◆ TASK DIRECTIONS:
Check every line for the word "username" and give the number of lines where it occurs, nothing else.

◆ INFORMATION SHOWN:

——

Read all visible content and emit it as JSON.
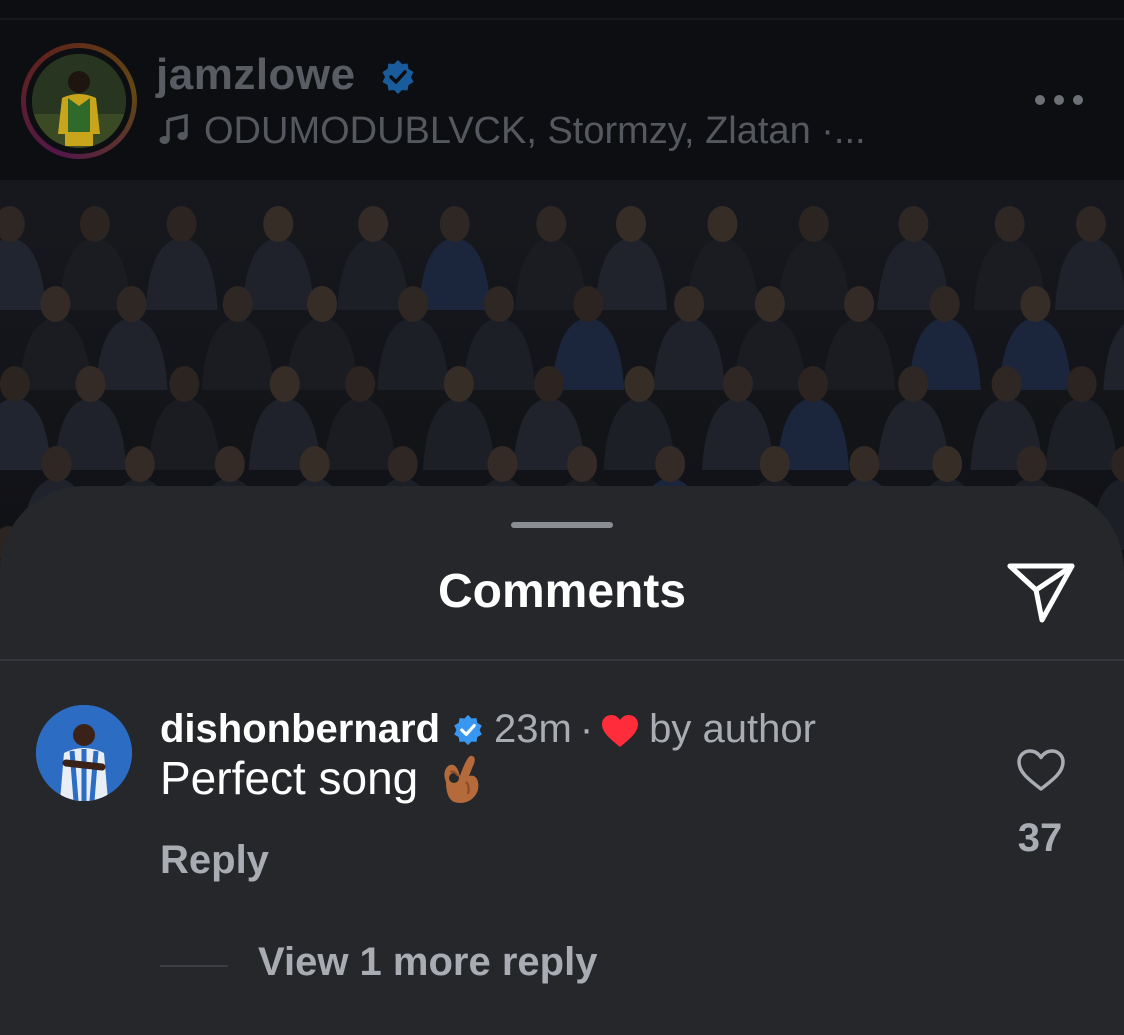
{
  "post": {
    "username": "jamzlowe",
    "music": "ODUMODUBLVCK, Stormzy, Zlatan ·...",
    "icons": {
      "verified": "verified-badge-icon",
      "music": "music-note-icon",
      "more": "more-horizontal-icon"
    }
  },
  "comments_sheet": {
    "title": "Comments",
    "share_icon": "paper-plane-icon",
    "comments": [
      {
        "username": "dishonbernard",
        "verified": true,
        "time": "23m",
        "separator": "·",
        "liked_by_author_label": "by author",
        "text": "Perfect song",
        "emoji": "ok-hand-emoji",
        "reply_label": "Reply",
        "like_count": "37",
        "view_replies_label": "View 1 more reply"
      }
    ]
  },
  "colors": {
    "sheet_background": "#25272b",
    "verified_blue": "#3897f0",
    "heart_red": "#ff2d3b",
    "secondary_text": "#a9acb2"
  }
}
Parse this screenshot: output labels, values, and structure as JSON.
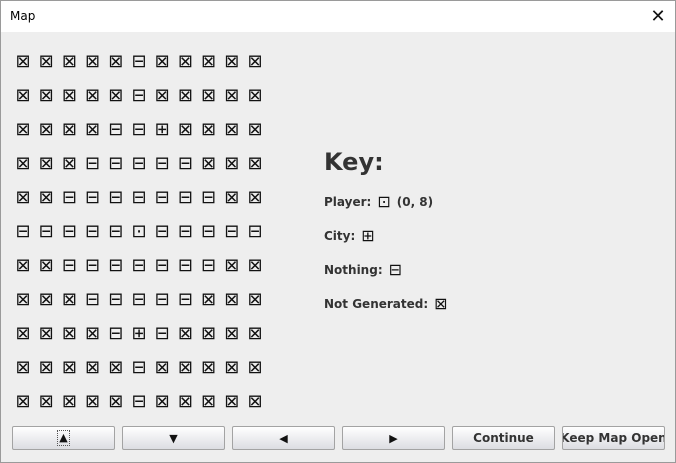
{
  "window": {
    "title": "Map",
    "close_glyph": "✕"
  },
  "glyphs": {
    "not_generated": "⊠",
    "nothing": "⊟",
    "city": "⊞",
    "player": "⊡"
  },
  "map": {
    "rows": [
      [
        "⊠",
        "⊠",
        "⊠",
        "⊠",
        "⊠",
        "⊟",
        "⊠",
        "⊠",
        "⊠",
        "⊠",
        "⊠"
      ],
      [
        "⊠",
        "⊠",
        "⊠",
        "⊠",
        "⊠",
        "⊟",
        "⊠",
        "⊠",
        "⊠",
        "⊠",
        "⊠"
      ],
      [
        "⊠",
        "⊠",
        "⊠",
        "⊠",
        "⊟",
        "⊟",
        "⊞",
        "⊠",
        "⊠",
        "⊠",
        "⊠"
      ],
      [
        "⊠",
        "⊠",
        "⊠",
        "⊟",
        "⊟",
        "⊟",
        "⊟",
        "⊟",
        "⊠",
        "⊠",
        "⊠"
      ],
      [
        "⊠",
        "⊠",
        "⊟",
        "⊟",
        "⊟",
        "⊟",
        "⊟",
        "⊟",
        "⊟",
        "⊠",
        "⊠"
      ],
      [
        "⊟",
        "⊟",
        "⊟",
        "⊟",
        "⊟",
        "⊡",
        "⊟",
        "⊟",
        "⊟",
        "⊟",
        "⊟"
      ],
      [
        "⊠",
        "⊠",
        "⊟",
        "⊟",
        "⊟",
        "⊟",
        "⊟",
        "⊟",
        "⊟",
        "⊠",
        "⊠"
      ],
      [
        "⊠",
        "⊠",
        "⊠",
        "⊟",
        "⊟",
        "⊟",
        "⊟",
        "⊟",
        "⊠",
        "⊠",
        "⊠"
      ],
      [
        "⊠",
        "⊠",
        "⊠",
        "⊠",
        "⊟",
        "⊞",
        "⊟",
        "⊠",
        "⊠",
        "⊠",
        "⊠"
      ],
      [
        "⊠",
        "⊠",
        "⊠",
        "⊠",
        "⊠",
        "⊟",
        "⊠",
        "⊠",
        "⊠",
        "⊠",
        "⊠"
      ],
      [
        "⊠",
        "⊠",
        "⊠",
        "⊠",
        "⊠",
        "⊟",
        "⊠",
        "⊠",
        "⊠",
        "⊠",
        "⊠"
      ]
    ]
  },
  "key": {
    "title": "Key:",
    "player_label": "Player:",
    "player_coords": "(0, 8)",
    "city_label": "City:",
    "nothing_label": "Nothing:",
    "not_generated_label": "Not Generated:"
  },
  "buttons": {
    "up": "▲",
    "down": "▼",
    "left": "◀",
    "right": "▶",
    "continue": "Continue",
    "keep_open": "Keep Map Open"
  }
}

——

◆ OUTPUT BELOW:
2